» **Directions for this task**: Pick out each line of the records that includes the string "Vakkaliga", and copy it.

* START Input material *

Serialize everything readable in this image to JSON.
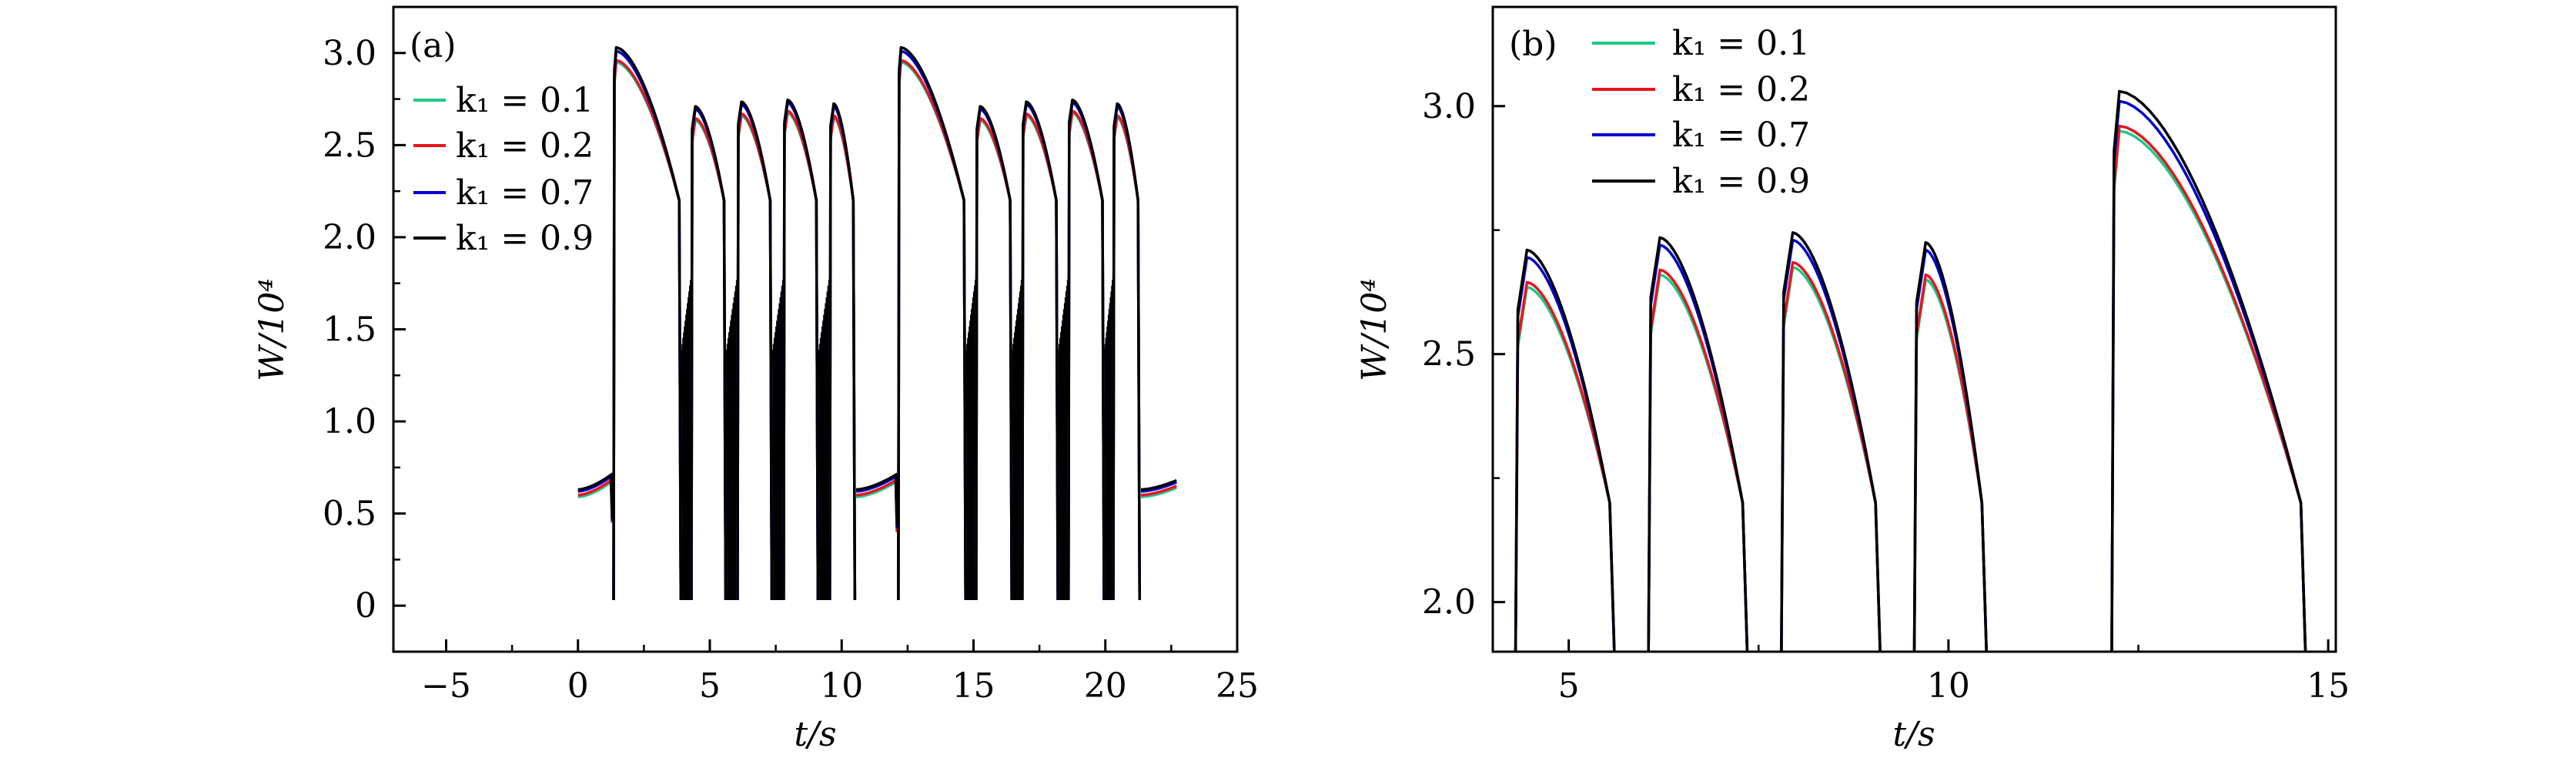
{
  "chart_data": [
    {
      "type": "line",
      "panel_label": "(a)",
      "xlabel": "t/s",
      "ylabel": "W/10⁴",
      "xlim": [
        -7,
        25
      ],
      "ylim": [
        -0.25,
        3.25
      ],
      "xticks": [
        -5,
        0,
        5,
        10,
        15,
        20,
        25
      ],
      "xtick_labels": [
        "−5",
        "0",
        "5",
        "10",
        "15",
        "20",
        "25"
      ],
      "yticks": [
        0,
        0.5,
        1.0,
        1.5,
        2.0,
        2.5,
        3.0
      ],
      "ytick_labels": [
        "0",
        "0.5",
        "1.0",
        "1.5",
        "2.0",
        "2.5",
        "3.0"
      ],
      "grid": false,
      "legend_position": "top-left",
      "bursts": [
        [
          3.9,
          4.3
        ],
        [
          5.6,
          6.05
        ],
        [
          7.35,
          7.8
        ],
        [
          9.1,
          9.55
        ],
        [
          14.7,
          15.1
        ],
        [
          16.45,
          16.85
        ],
        [
          18.2,
          18.6
        ],
        [
          19.95,
          20.3
        ]
      ],
      "burst_max": 1.8,
      "series": [
        {
          "name": "k₁ = 0.1",
          "color": "#1ec98a",
          "baseline": [
            [
              0,
              0.59,
              1.25,
              0.67
            ],
            [
              10.55,
              0.59,
              12.05,
              0.67
            ],
            [
              21.35,
              0.59,
              22.7,
              0.64
            ]
          ],
          "dips": [
            [
              1.3,
              0.45
            ],
            [
              12.1,
              0.4
            ]
          ],
          "pulses": [
            [
              1.35,
              1.45,
              2.95,
              3.9
            ],
            [
              4.3,
              4.45,
              2.635,
              5.6
            ],
            [
              6.05,
              6.2,
              2.66,
              7.35
            ],
            [
              7.8,
              7.95,
              2.675,
              9.1
            ],
            [
              9.55,
              9.7,
              2.65,
              10.5
            ],
            [
              12.15,
              12.25,
              2.95,
              14.7
            ],
            [
              15.1,
              15.25,
              2.635,
              16.45
            ],
            [
              16.85,
              17.0,
              2.66,
              18.2
            ],
            [
              18.6,
              18.75,
              2.675,
              19.95
            ],
            [
              20.3,
              20.45,
              2.65,
              21.3
            ]
          ]
        },
        {
          "name": "k₁ = 0.2",
          "color": "#e8141b",
          "baseline": [
            [
              0,
              0.6,
              1.25,
              0.68
            ],
            [
              10.55,
              0.6,
              12.05,
              0.68
            ],
            [
              21.35,
              0.6,
              22.7,
              0.65
            ]
          ],
          "dips": [
            [
              1.3,
              0.45
            ],
            [
              12.1,
              0.4
            ]
          ],
          "pulses": [
            [
              1.35,
              1.45,
              2.96,
              3.9
            ],
            [
              4.3,
              4.45,
              2.645,
              5.6
            ],
            [
              6.05,
              6.2,
              2.67,
              7.35
            ],
            [
              7.8,
              7.95,
              2.685,
              9.1
            ],
            [
              9.55,
              9.7,
              2.66,
              10.5
            ],
            [
              12.15,
              12.25,
              2.96,
              14.7
            ],
            [
              15.1,
              15.25,
              2.645,
              16.45
            ],
            [
              16.85,
              17.0,
              2.67,
              18.2
            ],
            [
              18.6,
              18.75,
              2.685,
              19.95
            ],
            [
              20.3,
              20.45,
              2.66,
              21.3
            ]
          ]
        },
        {
          "name": "k₁ = 0.7",
          "color": "#0000d0",
          "baseline": [
            [
              0,
              0.62,
              1.25,
              0.7
            ],
            [
              10.55,
              0.62,
              12.05,
              0.7
            ],
            [
              21.35,
              0.62,
              22.7,
              0.67
            ]
          ],
          "dips": [
            [
              1.3,
              0.46
            ],
            [
              12.1,
              0.42
            ]
          ],
          "pulses": [
            [
              1.35,
              1.45,
              3.01,
              3.9
            ],
            [
              4.3,
              4.45,
              2.695,
              5.6
            ],
            [
              6.05,
              6.2,
              2.72,
              7.35
            ],
            [
              7.8,
              7.95,
              2.73,
              9.1
            ],
            [
              9.55,
              9.7,
              2.71,
              10.5
            ],
            [
              12.15,
              12.25,
              3.01,
              14.7
            ],
            [
              15.1,
              15.25,
              2.695,
              16.45
            ],
            [
              16.85,
              17.0,
              2.72,
              18.2
            ],
            [
              18.6,
              18.75,
              2.73,
              19.95
            ],
            [
              20.3,
              20.45,
              2.71,
              21.3
            ]
          ]
        },
        {
          "name": "k₁ = 0.9",
          "color": "#000000",
          "baseline": [
            [
              0,
              0.63,
              1.25,
              0.71
            ],
            [
              10.55,
              0.63,
              12.05,
              0.71
            ],
            [
              21.35,
              0.63,
              22.7,
              0.68
            ]
          ],
          "dips": [
            [
              1.3,
              0.47
            ],
            [
              12.1,
              0.43
            ]
          ],
          "pulses": [
            [
              1.35,
              1.45,
              3.03,
              3.9
            ],
            [
              4.3,
              4.45,
              2.71,
              5.6
            ],
            [
              6.05,
              6.2,
              2.735,
              7.35
            ],
            [
              7.8,
              7.95,
              2.745,
              9.1
            ],
            [
              9.55,
              9.7,
              2.725,
              10.5
            ],
            [
              12.15,
              12.25,
              3.03,
              14.7
            ],
            [
              15.1,
              15.25,
              2.71,
              16.45
            ],
            [
              16.85,
              17.0,
              2.735,
              18.2
            ],
            [
              18.6,
              18.75,
              2.745,
              19.95
            ],
            [
              20.3,
              20.45,
              2.725,
              21.3
            ]
          ]
        }
      ]
    },
    {
      "type": "line",
      "panel_label": "(b)",
      "xlabel": "t/s",
      "ylabel": "W/10⁴",
      "xlim": [
        4,
        15.1
      ],
      "ylim": [
        1.9,
        3.2
      ],
      "xticks": [
        5,
        10,
        15
      ],
      "xtick_labels": [
        "5",
        "10",
        "15"
      ],
      "yticks": [
        2.0,
        2.5,
        3.0
      ],
      "ytick_labels": [
        "2.0",
        "2.5",
        "3.0"
      ],
      "grid": false,
      "legend_position": "top-left",
      "series": [
        {
          "name": "k₁ = 0.1",
          "color": "#1ec98a",
          "pulses": [
            [
              4.3,
              4.45,
              2.635,
              5.6
            ],
            [
              6.05,
              6.2,
              2.66,
              7.35
            ],
            [
              7.8,
              7.95,
              2.675,
              9.1
            ],
            [
              9.55,
              9.7,
              2.65,
              10.5
            ],
            [
              12.15,
              12.25,
              2.95,
              14.7
            ]
          ]
        },
        {
          "name": "k₁ = 0.2",
          "color": "#e8141b",
          "pulses": [
            [
              4.3,
              4.45,
              2.645,
              5.6
            ],
            [
              6.05,
              6.2,
              2.67,
              7.35
            ],
            [
              7.8,
              7.95,
              2.685,
              9.1
            ],
            [
              9.55,
              9.7,
              2.66,
              10.5
            ],
            [
              12.15,
              12.25,
              2.96,
              14.7
            ]
          ]
        },
        {
          "name": "k₁ = 0.7",
          "color": "#0000d0",
          "pulses": [
            [
              4.3,
              4.45,
              2.695,
              5.6
            ],
            [
              6.05,
              6.2,
              2.72,
              7.35
            ],
            [
              7.8,
              7.95,
              2.73,
              9.1
            ],
            [
              9.55,
              9.7,
              2.71,
              10.5
            ],
            [
              12.15,
              12.25,
              3.01,
              14.7
            ]
          ]
        },
        {
          "name": "k₁ = 0.9",
          "color": "#000000",
          "pulses": [
            [
              4.3,
              4.45,
              2.71,
              5.6
            ],
            [
              6.05,
              6.2,
              2.735,
              7.35
            ],
            [
              7.8,
              7.95,
              2.745,
              9.1
            ],
            [
              9.55,
              9.7,
              2.725,
              10.5
            ],
            [
              12.15,
              12.25,
              3.03,
              14.7
            ]
          ]
        }
      ]
    }
  ]
}
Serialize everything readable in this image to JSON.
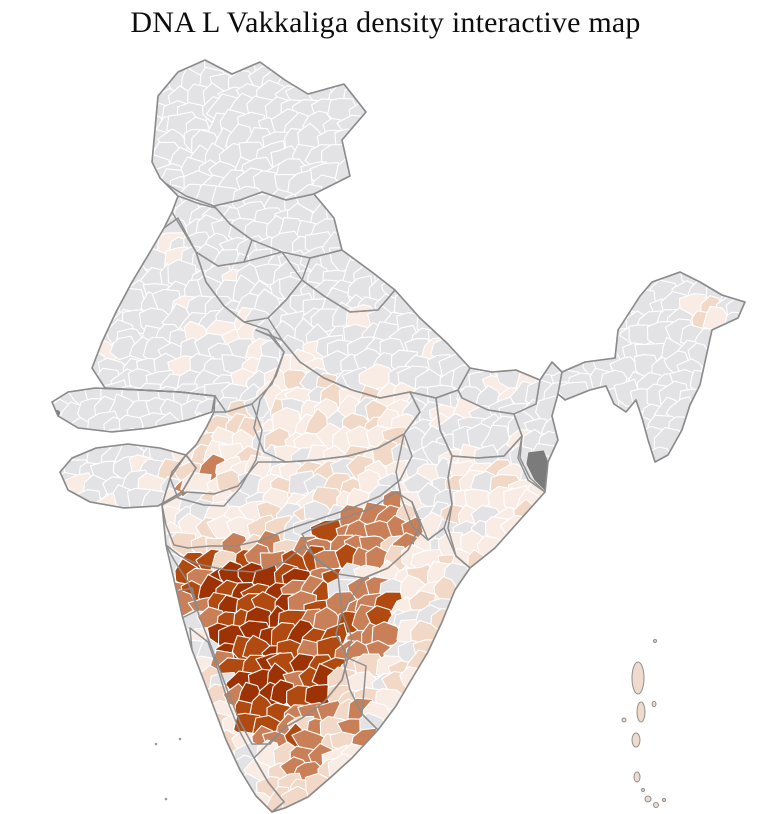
{
  "title": "DNA L Vakkaliga density interactive map",
  "map": {
    "description": "District-level choropleth of India showing DNA L Vakkaliga density; darkest shading concentrated over Karnataka and adjacent districts",
    "palette": {
      "no_data": "#e3e3e6",
      "very_low": "#f8ece4",
      "low": "#f2d8c6",
      "medium": "#c98058",
      "high": "#b04a10",
      "highest": "#9d3304",
      "special_na": "#7b7b7b",
      "district_border": "#ffffff",
      "state_border": "#8b8b8b",
      "island_fill": "#eedbce",
      "background": "#ffffff"
    },
    "density_levels": {
      "none": {
        "weights": [
          [
            "no_data",
            1.0
          ]
        ]
      },
      "sparse": {
        "weights": [
          [
            "no_data",
            0.8
          ],
          [
            "very_low",
            0.2
          ]
        ]
      },
      "pale": {
        "weights": [
          [
            "very_low",
            0.5
          ],
          [
            "low",
            0.28
          ],
          [
            "no_data",
            0.22
          ]
        ]
      },
      "low": {
        "weights": [
          [
            "low",
            0.6
          ],
          [
            "very_low",
            0.3
          ],
          [
            "medium",
            0.1
          ]
        ]
      },
      "medium": {
        "weights": [
          [
            "medium",
            0.58
          ],
          [
            "low",
            0.22
          ],
          [
            "high",
            0.2
          ]
        ]
      },
      "high": {
        "weights": [
          [
            "high",
            0.45
          ],
          [
            "medium",
            0.4
          ],
          [
            "highest",
            0.15
          ]
        ]
      },
      "core": {
        "weights": [
          [
            "highest",
            0.72
          ],
          [
            "high",
            0.28
          ]
        ]
      }
    },
    "regions": [
      {
        "id": "jammu-kashmir",
        "density": "none"
      },
      {
        "id": "himachal",
        "density": "none"
      },
      {
        "id": "punjab",
        "density": "none"
      },
      {
        "id": "uttarakhand",
        "density": "none"
      },
      {
        "id": "haryana",
        "density": "sparse"
      },
      {
        "id": "rajasthan",
        "density": "sparse"
      },
      {
        "id": "kutch",
        "density": "none"
      },
      {
        "id": "saurashtra",
        "density": "sparse"
      },
      {
        "id": "gujarat-east",
        "density": "low"
      },
      {
        "id": "up",
        "density": "sparse"
      },
      {
        "id": "mp",
        "density": "pale"
      },
      {
        "id": "bihar",
        "density": "sparse"
      },
      {
        "id": "jharkhand",
        "density": "sparse"
      },
      {
        "id": "west-bengal",
        "density": "sparse"
      },
      {
        "id": "northeast",
        "density": "none"
      },
      {
        "id": "upper-assam",
        "density": "low"
      },
      {
        "id": "chhattisgarh",
        "density": "sparse"
      },
      {
        "id": "odisha",
        "density": "pale"
      },
      {
        "id": "maharashtra",
        "density": "pale"
      },
      {
        "id": "south-maharashtra",
        "density": "medium"
      },
      {
        "id": "telangana",
        "density": "medium"
      },
      {
        "id": "andhra",
        "density": "pale"
      },
      {
        "id": "rayalaseema",
        "density": "medium"
      },
      {
        "id": "goa",
        "density": "medium"
      },
      {
        "id": "karnataka-outer",
        "density": "high"
      },
      {
        "id": "karnataka-core",
        "density": "core"
      },
      {
        "id": "kerala",
        "density": "pale"
      },
      {
        "id": "tamil-nadu",
        "density": "low"
      },
      {
        "id": "tn-west",
        "density": "medium"
      },
      {
        "id": "tn-south",
        "density": "medium"
      }
    ]
  }
}
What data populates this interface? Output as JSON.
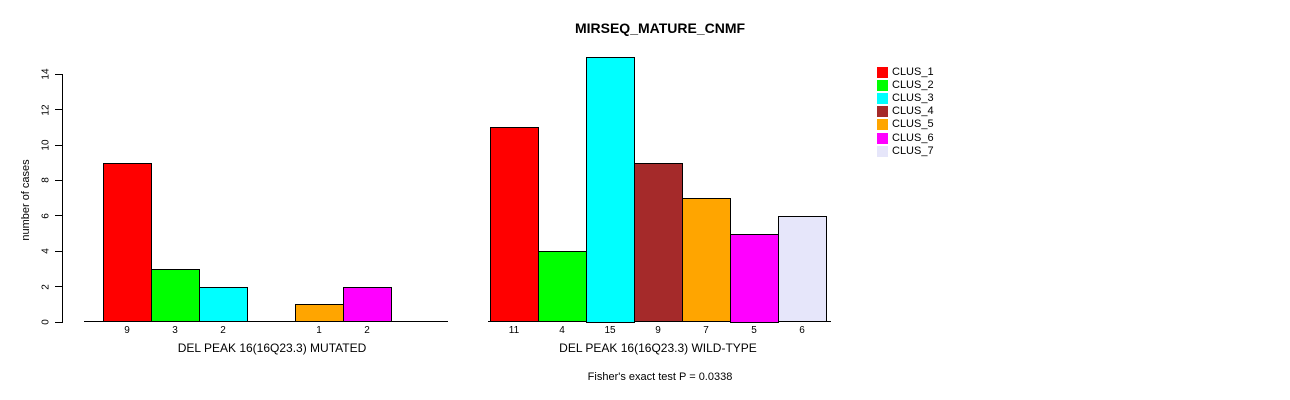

* END Input material *

» **The output**:
  "title": "DNA L Vakkaliga density interactive map",
    "description": "District-level choropleth of India showing DNA L Vakkaliga density; darkest shading concentrated over Karnataka and adjacent districts",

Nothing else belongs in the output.